Problem to solve: Copy out all the records exactly.

Data to process:
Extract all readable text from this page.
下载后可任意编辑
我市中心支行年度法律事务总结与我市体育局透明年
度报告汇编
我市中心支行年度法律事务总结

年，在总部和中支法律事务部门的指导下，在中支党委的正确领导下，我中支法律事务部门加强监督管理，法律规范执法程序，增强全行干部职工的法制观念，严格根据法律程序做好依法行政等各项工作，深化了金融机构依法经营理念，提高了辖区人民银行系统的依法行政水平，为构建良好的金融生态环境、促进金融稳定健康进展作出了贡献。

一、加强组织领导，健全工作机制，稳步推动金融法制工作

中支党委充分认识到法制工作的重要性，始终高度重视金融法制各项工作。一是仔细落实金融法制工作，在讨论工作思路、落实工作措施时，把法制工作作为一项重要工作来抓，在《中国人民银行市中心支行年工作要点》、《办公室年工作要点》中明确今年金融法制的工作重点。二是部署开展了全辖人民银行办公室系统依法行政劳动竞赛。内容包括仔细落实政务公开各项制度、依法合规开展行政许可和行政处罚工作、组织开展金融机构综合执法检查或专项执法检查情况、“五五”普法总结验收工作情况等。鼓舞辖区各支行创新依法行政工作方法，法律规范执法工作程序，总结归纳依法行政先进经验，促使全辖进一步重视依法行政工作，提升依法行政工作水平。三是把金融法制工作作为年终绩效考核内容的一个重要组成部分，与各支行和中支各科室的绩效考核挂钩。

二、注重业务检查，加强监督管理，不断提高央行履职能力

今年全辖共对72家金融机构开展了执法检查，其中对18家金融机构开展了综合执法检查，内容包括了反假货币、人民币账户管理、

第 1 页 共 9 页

Written response:
Extract all readable text from this page.
下载后可任意编辑
我市中心支行年度法律事务总结与我市体育局透明年
度报告汇编
我市中心支行年度法律事务总结

年，在总部和中支法律事务部门的指导下，在中支党委的正确领导下，我中支法律事务部门加强监督管理，法律规范执法程序，增强全行干部职工的法制观念，严格根据法律程序做好依法行政等各项工作，深化了金融机构依法经营理念，提高了辖区人民银行系统的依法行政水平，为构建良好的金融生态环境、促进金融稳定健康进展作出了贡献。

一、加强组织领导，健全工作机制，稳步推动金融法制工作

中支党委充分认识到法制工作的重要性，始终高度重视金融法制各项工作。一是仔细落实金融法制工作，在讨论工作思路、落实工作措施时，把法制工作作为一项重要工作来抓，在《中国人民银行市中心支行年工作要点》、《办公室年工作要点》中明确今年金融法制的工作重点。二是部署开展了全辖人民银行办公室系统依法行政劳动竞赛。内容包括仔细落实政务公开各项制度、依法合规开展行政许可和行政处罚工作、组织开展金融机构综合执法检查或专项执法检查情况、“五五”普法总结验收工作情况等。鼓舞辖区各支行创新依法行政工作方法，法律规范执法工作程序，总结归纳依法行政先进经验，促使全辖进一步重视依法行政工作，提升依法行政工作水平。三是把金融法制工作作为年终绩效考核内容的一个重要组成部分，与各支行和中支各科室的绩效考核挂钩。

二、注重业务检查，加强监督管理，不断提高央行履职能力

今年全辖共对72家金融机构开展了执法检查，其中对18家金融机构开展了综合执法检查，内容包括了反假货币、人民币账户管理、

第 1 页 共 9 页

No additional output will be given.